Aim of the exercise -
Which lines in the records below contain the word "with"? Copy each of them.

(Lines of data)
☆ ☆ ☆ ☆ ☆ ☆ ☆
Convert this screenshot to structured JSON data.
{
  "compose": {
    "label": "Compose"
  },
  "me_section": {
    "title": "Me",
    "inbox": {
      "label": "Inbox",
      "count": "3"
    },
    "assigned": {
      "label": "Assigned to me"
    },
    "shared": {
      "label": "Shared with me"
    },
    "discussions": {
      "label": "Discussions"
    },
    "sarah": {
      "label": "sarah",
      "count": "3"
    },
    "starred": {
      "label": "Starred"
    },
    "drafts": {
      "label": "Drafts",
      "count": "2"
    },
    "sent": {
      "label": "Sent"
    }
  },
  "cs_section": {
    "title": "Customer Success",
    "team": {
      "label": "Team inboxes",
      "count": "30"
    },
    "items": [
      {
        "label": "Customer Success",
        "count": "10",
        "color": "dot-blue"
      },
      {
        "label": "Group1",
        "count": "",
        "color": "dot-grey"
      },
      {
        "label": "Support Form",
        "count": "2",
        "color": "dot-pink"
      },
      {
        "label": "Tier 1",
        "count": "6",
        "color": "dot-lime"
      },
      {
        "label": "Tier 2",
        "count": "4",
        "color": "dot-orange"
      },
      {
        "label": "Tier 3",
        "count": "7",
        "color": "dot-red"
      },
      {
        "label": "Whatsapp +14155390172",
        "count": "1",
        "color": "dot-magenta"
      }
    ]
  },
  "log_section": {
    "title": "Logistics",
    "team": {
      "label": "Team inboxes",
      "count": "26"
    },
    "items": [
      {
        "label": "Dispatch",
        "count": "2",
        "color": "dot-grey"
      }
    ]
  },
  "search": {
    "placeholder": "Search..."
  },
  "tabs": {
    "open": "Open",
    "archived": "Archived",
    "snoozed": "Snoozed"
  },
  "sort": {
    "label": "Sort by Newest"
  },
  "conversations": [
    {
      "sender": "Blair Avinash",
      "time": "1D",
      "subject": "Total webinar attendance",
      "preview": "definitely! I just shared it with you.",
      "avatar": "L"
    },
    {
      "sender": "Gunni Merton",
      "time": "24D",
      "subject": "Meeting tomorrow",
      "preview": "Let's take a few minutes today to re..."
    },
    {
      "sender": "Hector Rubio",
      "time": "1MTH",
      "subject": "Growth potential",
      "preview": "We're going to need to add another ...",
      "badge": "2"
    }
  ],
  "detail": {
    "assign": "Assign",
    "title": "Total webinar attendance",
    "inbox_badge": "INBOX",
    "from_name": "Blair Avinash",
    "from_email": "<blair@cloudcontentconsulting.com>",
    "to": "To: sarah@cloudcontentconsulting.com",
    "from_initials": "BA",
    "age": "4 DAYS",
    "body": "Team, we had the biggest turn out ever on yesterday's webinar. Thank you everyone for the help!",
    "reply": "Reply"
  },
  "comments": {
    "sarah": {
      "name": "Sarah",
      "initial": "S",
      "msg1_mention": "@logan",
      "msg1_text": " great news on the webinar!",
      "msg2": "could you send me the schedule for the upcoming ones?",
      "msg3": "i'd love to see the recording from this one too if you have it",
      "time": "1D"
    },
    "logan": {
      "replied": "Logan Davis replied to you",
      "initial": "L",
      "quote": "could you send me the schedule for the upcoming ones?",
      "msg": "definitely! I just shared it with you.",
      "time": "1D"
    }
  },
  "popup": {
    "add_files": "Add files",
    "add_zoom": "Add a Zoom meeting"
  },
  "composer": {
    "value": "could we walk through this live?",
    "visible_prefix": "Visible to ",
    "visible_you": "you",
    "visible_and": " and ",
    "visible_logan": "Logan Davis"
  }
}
☆ ☆ ☆ ☆ ☆ ☆ ☆
Expected answer -
      "label": "Shared with me"
      "preview": "definitely! I just shared it with you.",
      "msg": "definitely! I just shared it with you.",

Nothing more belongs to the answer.